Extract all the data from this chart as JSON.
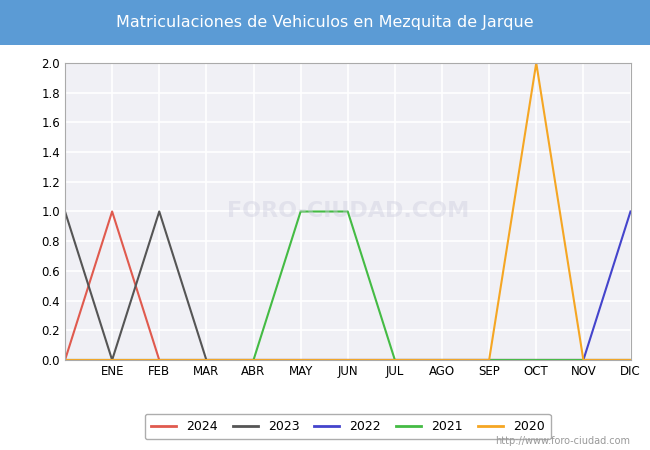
{
  "title": "Matriculaciones de Vehiculos en Mezquita de Jarque",
  "title_color": "#ffffff",
  "title_bg_color": "#5b9bd5",
  "figure_bg_color": "#ffffff",
  "plot_bg_color": "#f0f0f5",
  "months": [
    0,
    1,
    2,
    3,
    4,
    5,
    6,
    7,
    8,
    9,
    10,
    11,
    12
  ],
  "month_labels": [
    "ENE",
    "FEB",
    "MAR",
    "ABR",
    "MAY",
    "JUN",
    "JUL",
    "AGO",
    "SEP",
    "OCT",
    "NOV",
    "DIC"
  ],
  "ylim": [
    0.0,
    2.0
  ],
  "yticks": [
    0.0,
    0.2,
    0.4,
    0.6,
    0.8,
    1.0,
    1.2,
    1.4,
    1.6,
    1.8,
    2.0
  ],
  "series": {
    "2024": {
      "color": "#e05a4e",
      "data": [
        0,
        1,
        0,
        0,
        0,
        0,
        0,
        0,
        0,
        0,
        0,
        0,
        0
      ]
    },
    "2023": {
      "color": "#555555",
      "data": [
        1,
        0,
        1,
        0,
        0,
        0,
        0,
        0,
        0,
        0,
        0,
        0,
        0
      ]
    },
    "2022": {
      "color": "#4444cc",
      "data": [
        0,
        0,
        0,
        0,
        0,
        0,
        0,
        0,
        0,
        0,
        0,
        0,
        1
      ]
    },
    "2021": {
      "color": "#44bb44",
      "data": [
        0,
        0,
        0,
        0,
        0,
        1,
        1,
        0,
        0,
        0,
        0,
        0,
        0
      ]
    },
    "2020": {
      "color": "#f5a623",
      "data": [
        0,
        0,
        0,
        0,
        0,
        0,
        0,
        0,
        0,
        0,
        2,
        0,
        0
      ]
    }
  },
  "legend_order": [
    "2024",
    "2023",
    "2022",
    "2021",
    "2020"
  ],
  "watermark": "http://www.foro-ciudad.com",
  "grid_color": "#ffffff",
  "grid_linewidth": 1.2,
  "spine_color": "#aaaaaa"
}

-*-*-

- _JOB_:
Report only the number of lines that hold the string "ffffff" in this listing.

- _OUTPUT FOR THIS TASK_:
3